**Do this**
In the entries that follow, count each line containing "налоговых" and state the total, nothing more.

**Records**
-------------------------

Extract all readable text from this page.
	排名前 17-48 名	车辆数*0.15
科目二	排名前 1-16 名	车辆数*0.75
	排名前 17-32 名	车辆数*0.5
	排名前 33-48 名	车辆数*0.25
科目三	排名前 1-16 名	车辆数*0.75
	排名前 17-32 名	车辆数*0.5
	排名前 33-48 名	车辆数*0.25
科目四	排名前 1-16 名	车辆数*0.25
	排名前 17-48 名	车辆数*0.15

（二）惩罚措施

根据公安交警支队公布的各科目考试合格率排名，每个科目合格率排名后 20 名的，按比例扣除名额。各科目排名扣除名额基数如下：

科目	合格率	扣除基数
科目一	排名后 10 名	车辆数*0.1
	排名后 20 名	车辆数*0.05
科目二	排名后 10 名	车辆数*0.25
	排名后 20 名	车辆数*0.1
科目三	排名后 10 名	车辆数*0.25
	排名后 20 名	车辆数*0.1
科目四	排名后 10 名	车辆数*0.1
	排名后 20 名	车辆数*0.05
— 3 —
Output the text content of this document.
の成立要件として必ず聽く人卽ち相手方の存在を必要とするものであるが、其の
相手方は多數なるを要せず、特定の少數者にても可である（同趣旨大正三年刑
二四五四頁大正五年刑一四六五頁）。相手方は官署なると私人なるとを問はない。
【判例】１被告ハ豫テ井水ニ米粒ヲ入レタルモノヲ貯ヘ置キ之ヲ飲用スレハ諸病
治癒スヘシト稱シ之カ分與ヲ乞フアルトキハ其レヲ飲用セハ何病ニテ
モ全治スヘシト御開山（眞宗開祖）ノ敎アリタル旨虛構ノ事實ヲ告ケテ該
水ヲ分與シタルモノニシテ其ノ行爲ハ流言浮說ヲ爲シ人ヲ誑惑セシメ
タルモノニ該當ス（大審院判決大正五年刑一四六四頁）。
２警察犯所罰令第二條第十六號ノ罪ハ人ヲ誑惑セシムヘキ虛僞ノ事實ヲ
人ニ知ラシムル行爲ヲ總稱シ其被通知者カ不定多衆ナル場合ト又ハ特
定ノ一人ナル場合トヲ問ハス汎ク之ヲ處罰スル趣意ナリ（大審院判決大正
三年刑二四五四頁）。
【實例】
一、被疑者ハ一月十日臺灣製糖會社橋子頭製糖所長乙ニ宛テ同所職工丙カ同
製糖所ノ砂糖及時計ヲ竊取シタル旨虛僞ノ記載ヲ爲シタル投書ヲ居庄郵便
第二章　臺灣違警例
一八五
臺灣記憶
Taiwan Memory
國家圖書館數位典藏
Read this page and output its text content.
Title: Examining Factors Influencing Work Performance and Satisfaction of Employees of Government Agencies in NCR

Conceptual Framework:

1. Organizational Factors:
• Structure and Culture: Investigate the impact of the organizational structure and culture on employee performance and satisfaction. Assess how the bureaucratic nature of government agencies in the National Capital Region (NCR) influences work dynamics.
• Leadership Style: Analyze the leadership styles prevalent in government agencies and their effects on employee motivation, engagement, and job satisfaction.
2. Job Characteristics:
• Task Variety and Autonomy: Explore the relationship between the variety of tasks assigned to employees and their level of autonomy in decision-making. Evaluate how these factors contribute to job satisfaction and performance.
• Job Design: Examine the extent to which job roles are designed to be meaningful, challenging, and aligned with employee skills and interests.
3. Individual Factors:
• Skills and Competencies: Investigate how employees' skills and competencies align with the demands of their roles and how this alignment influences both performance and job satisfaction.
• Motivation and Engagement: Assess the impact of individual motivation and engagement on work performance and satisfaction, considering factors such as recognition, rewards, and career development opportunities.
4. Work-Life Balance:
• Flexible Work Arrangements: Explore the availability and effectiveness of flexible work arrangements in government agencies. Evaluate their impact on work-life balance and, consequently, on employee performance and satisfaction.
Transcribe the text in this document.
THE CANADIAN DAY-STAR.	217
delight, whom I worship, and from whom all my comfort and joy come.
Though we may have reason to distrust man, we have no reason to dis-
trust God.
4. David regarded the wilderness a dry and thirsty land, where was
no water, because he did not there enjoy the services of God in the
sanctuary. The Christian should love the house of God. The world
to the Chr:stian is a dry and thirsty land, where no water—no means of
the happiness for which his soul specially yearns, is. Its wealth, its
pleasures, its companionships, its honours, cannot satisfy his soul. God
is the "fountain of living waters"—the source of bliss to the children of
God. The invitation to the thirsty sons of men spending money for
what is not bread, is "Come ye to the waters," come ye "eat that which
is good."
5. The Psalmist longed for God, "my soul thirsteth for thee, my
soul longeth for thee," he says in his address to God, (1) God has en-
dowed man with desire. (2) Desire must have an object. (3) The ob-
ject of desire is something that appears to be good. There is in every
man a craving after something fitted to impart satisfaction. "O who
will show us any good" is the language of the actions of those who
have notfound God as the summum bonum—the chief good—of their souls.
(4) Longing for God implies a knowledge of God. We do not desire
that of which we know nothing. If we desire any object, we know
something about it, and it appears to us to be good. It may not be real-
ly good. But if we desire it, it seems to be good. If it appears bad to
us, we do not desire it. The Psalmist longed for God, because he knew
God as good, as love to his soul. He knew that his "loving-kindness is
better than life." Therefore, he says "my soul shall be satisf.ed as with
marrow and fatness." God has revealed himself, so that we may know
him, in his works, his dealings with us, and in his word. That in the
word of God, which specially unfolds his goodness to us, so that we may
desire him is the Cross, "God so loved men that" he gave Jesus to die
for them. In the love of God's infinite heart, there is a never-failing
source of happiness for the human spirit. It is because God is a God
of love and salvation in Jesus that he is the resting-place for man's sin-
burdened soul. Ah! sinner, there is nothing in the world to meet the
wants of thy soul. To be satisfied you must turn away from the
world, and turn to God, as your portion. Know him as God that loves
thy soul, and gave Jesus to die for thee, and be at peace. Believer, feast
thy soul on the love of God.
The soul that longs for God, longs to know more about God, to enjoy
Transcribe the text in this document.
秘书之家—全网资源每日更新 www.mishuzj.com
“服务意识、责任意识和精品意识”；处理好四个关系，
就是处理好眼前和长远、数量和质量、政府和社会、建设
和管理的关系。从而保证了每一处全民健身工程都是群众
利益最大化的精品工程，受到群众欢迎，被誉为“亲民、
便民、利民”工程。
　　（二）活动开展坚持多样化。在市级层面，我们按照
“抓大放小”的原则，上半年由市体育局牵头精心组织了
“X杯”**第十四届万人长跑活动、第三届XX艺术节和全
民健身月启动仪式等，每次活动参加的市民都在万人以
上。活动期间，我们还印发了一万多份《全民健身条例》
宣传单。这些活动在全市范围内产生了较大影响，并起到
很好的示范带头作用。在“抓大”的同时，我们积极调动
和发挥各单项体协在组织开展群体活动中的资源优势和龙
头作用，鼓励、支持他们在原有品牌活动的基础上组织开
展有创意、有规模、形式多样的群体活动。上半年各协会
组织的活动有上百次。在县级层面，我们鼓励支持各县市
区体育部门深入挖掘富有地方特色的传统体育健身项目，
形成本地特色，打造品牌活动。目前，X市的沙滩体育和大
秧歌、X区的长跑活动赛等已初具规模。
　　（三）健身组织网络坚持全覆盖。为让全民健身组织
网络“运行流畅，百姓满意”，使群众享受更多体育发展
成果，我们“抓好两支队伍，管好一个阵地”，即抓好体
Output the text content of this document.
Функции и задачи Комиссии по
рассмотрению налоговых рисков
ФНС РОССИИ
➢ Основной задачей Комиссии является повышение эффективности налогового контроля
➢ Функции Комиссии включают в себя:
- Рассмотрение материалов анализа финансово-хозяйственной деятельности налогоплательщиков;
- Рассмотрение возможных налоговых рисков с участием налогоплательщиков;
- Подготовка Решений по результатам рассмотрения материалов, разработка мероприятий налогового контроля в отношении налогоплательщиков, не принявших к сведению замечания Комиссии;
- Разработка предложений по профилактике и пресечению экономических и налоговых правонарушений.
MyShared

-------------------------

**The reply**
3